*What the task requires*. Single out the lines of the material that contain "Safes" and copy them.
━━ Dataset ━━
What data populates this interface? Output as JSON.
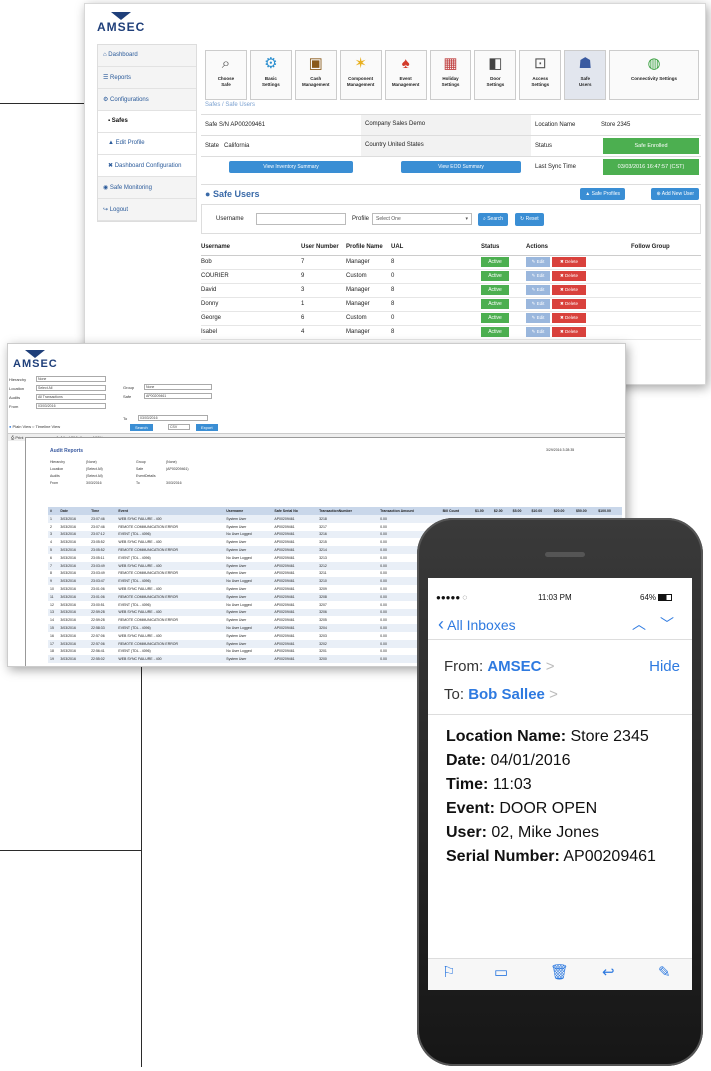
{
  "colors": {
    "brand": "#1f3f7a",
    "accent": "#3a8ed4",
    "active": "#4caf50",
    "danger": "#d9413c",
    "ios_blue": "#2e7ae0"
  },
  "brand": {
    "logo": "AMSEC"
  },
  "sidebar": {
    "items": [
      {
        "label": "Dashboard",
        "icon": "home-icon"
      },
      {
        "label": "Reports",
        "icon": "list-icon"
      },
      {
        "label": "Configurations",
        "icon": "gear-icon"
      },
      {
        "label": "Safes",
        "icon": "square-icon"
      },
      {
        "label": "Edit Profile",
        "icon": "user-icon"
      },
      {
        "label": "Dashboard Configuration",
        "icon": "wrench-icon"
      },
      {
        "label": "Safe Monitoring",
        "icon": "eye-icon"
      },
      {
        "label": "Logout",
        "icon": "logout-icon"
      }
    ]
  },
  "toolbar": [
    {
      "label": "Choose\nSafe",
      "icon": "magnifier-icon"
    },
    {
      "label": "Basic\nSettings",
      "icon": "gear-icon"
    },
    {
      "label": "Cash\nManagement",
      "icon": "cash-bag-icon"
    },
    {
      "label": "Component\nManagement",
      "icon": "star-icon"
    },
    {
      "label": "Event\nManagement",
      "icon": "bell-icon"
    },
    {
      "label": "Holiday\nSettings",
      "icon": "calendar-icon"
    },
    {
      "label": "Door\nSettings",
      "icon": "door-icon"
    },
    {
      "label": "Access\nSettings",
      "icon": "lock-icon"
    },
    {
      "label": "Safe\nUsers",
      "icon": "users-icon"
    },
    {
      "label": "Connectivity Settings",
      "icon": "globe-icon"
    }
  ],
  "breadcrumb": "Safes / Safe Users",
  "safe_info": {
    "sn_label": "Safe S/N",
    "sn": "AP00209461",
    "company_label": "Company",
    "company": "Sales Demo",
    "location_label": "Location Name",
    "location": "Store 2345",
    "state_label": "State",
    "state": "California",
    "country_label": "Country",
    "country": "United States",
    "status_label": "Status",
    "status": "Safe Enrolled",
    "sync_label": "Last Sync Time",
    "sync": "03/03/2016 16:47:57 (CST)",
    "inventory_button": "View Inventory Summary",
    "eod_button": "View EOD Summary"
  },
  "users_section": {
    "title": "Safe Users",
    "profiles_button": "Safe Profiles",
    "add_button": "Add New User",
    "username_label": "Username",
    "profile_label": "Profile",
    "profile_select": "Select One",
    "search_button": "Search",
    "reset_button": "Reset",
    "columns": [
      "Username",
      "User Number",
      "Profile Name",
      "UAL",
      "Status",
      "Actions",
      "Follow Group"
    ],
    "status_text": "Active",
    "edit_text": "Edit",
    "delete_text": "Delete",
    "rows": [
      {
        "username": "Bob",
        "number": "7",
        "profile": "Manager",
        "ual": "8"
      },
      {
        "username": "COURIER",
        "number": "9",
        "profile": "Custom",
        "ual": "0"
      },
      {
        "username": "David",
        "number": "3",
        "profile": "Manager",
        "ual": "8"
      },
      {
        "username": "Donny",
        "number": "1",
        "profile": "Manager",
        "ual": "8"
      },
      {
        "username": "George",
        "number": "6",
        "profile": "Custom",
        "ual": "0"
      },
      {
        "username": "Isabel",
        "number": "4",
        "profile": "Manager",
        "ual": "8"
      }
    ]
  },
  "audit": {
    "logo": "AMSEC",
    "filters": [
      {
        "label": "Hierarchy",
        "value": "None"
      },
      {
        "label": "Location",
        "value": "Select All"
      },
      {
        "label": "Audits",
        "value": "All Transactions"
      },
      {
        "label": "From",
        "value": "03/03/2016"
      }
    ],
    "group_label": "Group",
    "group_value": "None",
    "safe_label": "Safe",
    "safe_value": "AP00209461",
    "to_label": "To",
    "to_value": "03/03/2016",
    "plain_view": "Plain View",
    "timeline_view": "Timeline View",
    "search_button": "Search",
    "csv": "CSV",
    "export_button": "Export",
    "print": "Print",
    "pager": "1 of 29",
    "zoom": "100%",
    "report_title": "Audit Reports",
    "report_date": "3/29/2016 3:28:35",
    "meta": [
      {
        "k": "Hierarchy",
        "v": "(None)",
        "k2": "Group",
        "v2": "(None)"
      },
      {
        "k": "Location",
        "v": "(Select All)",
        "k2": "Safe",
        "v2": "(AP00209461)"
      },
      {
        "k": "Audits",
        "v": "(Select All)",
        "k2": "EventDetails",
        "v2": ""
      },
      {
        "k": "From",
        "v": "3/03/2016",
        "k2": "To",
        "v2": "3/03/2016"
      }
    ],
    "columns": [
      "#",
      "Date",
      "Time",
      "Event",
      "Username",
      "Safe Serial No",
      "TransactionNumber",
      "Transaction Amount",
      "Bill Count",
      "$1.00",
      "$2.00",
      "$5.00",
      "$10.00",
      "$20.00",
      "$50.00",
      "$100.00"
    ],
    "rows": [
      [
        "1",
        "3/03/2016",
        "23:07:46",
        "WEB SYNC FAILURE - 400",
        "System User",
        "AP00209461",
        "3218",
        "0.00"
      ],
      [
        "2",
        "3/03/2016",
        "23:07:46",
        "REMOTE COMMUNICATION ERROR",
        "System User",
        "AP00209461",
        "3217",
        "0.00"
      ],
      [
        "3",
        "3/03/2016",
        "23:07:12",
        "EVENT (TDL - 4096)",
        "No User Logged",
        "AP00209461",
        "3216",
        "0.00"
      ],
      [
        "4",
        "3/03/2016",
        "23:05:52",
        "WEB SYNC FAILURE - 400",
        "System User",
        "AP00209461",
        "3215",
        "0.00"
      ],
      [
        "5",
        "3/03/2016",
        "23:05:52",
        "REMOTE COMMUNICATION ERROR",
        "System User",
        "AP00209461",
        "3214",
        "0.00"
      ],
      [
        "6",
        "3/03/2016",
        "23:05:11",
        "EVENT (TDL - 4096)",
        "No User Logged",
        "AP00209461",
        "3213",
        "0.00"
      ],
      [
        "7",
        "3/03/2016",
        "23:03:49",
        "WEB SYNC FAILURE - 400",
        "System User",
        "AP00209461",
        "3212",
        "0.00"
      ],
      [
        "8",
        "3/03/2016",
        "23:03:49",
        "REMOTE COMMUNICATION ERROR",
        "System User",
        "AP00209461",
        "3211",
        "0.00"
      ],
      [
        "9",
        "3/03/2016",
        "23:03:47",
        "EVENT (TDL - 4096)",
        "No User Logged",
        "AP00209461",
        "3210",
        "0.00"
      ],
      [
        "10",
        "3/03/2016",
        "23:01:06",
        "WEB SYNC FAILURE - 400",
        "System User",
        "AP00209461",
        "3209",
        "0.00"
      ],
      [
        "11",
        "3/03/2016",
        "23:01:06",
        "REMOTE COMMUNICATION ERROR",
        "System User",
        "AP00209461",
        "3208",
        "0.00"
      ],
      [
        "12",
        "3/03/2016",
        "23:00:51",
        "EVENT (TDL - 4096)",
        "No User Logged",
        "AP00209461",
        "3207",
        "0.00"
      ],
      [
        "13",
        "3/03/2016",
        "22:59:28",
        "WEB SYNC FAILURE - 400",
        "System User",
        "AP00209461",
        "3206",
        "0.00"
      ],
      [
        "14",
        "3/03/2016",
        "22:59:28",
        "REMOTE COMMUNICATION ERROR",
        "System User",
        "AP00209461",
        "3205",
        "0.00"
      ],
      [
        "15",
        "3/03/2016",
        "22:58:33",
        "EVENT (TDL - 4096)",
        "No User Logged",
        "AP00209461",
        "3204",
        "0.00"
      ],
      [
        "16",
        "3/03/2016",
        "22:57:06",
        "WEB SYNC FAILURE - 400",
        "System User",
        "AP00209461",
        "3203",
        "0.00"
      ],
      [
        "17",
        "3/03/2016",
        "22:57:06",
        "REMOTE COMMUNICATION ERROR",
        "System User",
        "AP00209461",
        "3202",
        "0.00"
      ],
      [
        "18",
        "3/03/2016",
        "22:56:41",
        "EVENT (TDL - 4096)",
        "No User Logged",
        "AP00209461",
        "3201",
        "0.00"
      ],
      [
        "19",
        "3/03/2016",
        "22:55:02",
        "WEB SYNC FAILURE - 400",
        "System User",
        "AP00209461",
        "3200",
        "0.00"
      ]
    ]
  },
  "phone": {
    "carrier": "●●●●● ◌",
    "time": "11:03 PM",
    "battery": "64%",
    "back": "All Inboxes",
    "from_label": "From:",
    "from": "AMSEC",
    "to_label": "To:",
    "to": "Bob Sallee",
    "hide": "Hide",
    "lines": [
      {
        "label": "Location Name:",
        "value": "Store 2345"
      },
      {
        "label": "Date:",
        "value": "04/01/2016"
      },
      {
        "label": "Time:",
        "value": "11:03"
      },
      {
        "label": "Event:",
        "value": "DOOR OPEN"
      },
      {
        "label": "User:",
        "value": "02, Mike Jones"
      },
      {
        "label": "Serial Number:",
        "value": "AP00209461"
      }
    ],
    "toolbar_icons": [
      "flag-icon",
      "folder-icon",
      "trash-icon",
      "reply-icon",
      "compose-icon"
    ]
  }
}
━━━
*Answer below*.
        "label": "Safes",
  "breadcrumb": "Safes / Safe Users",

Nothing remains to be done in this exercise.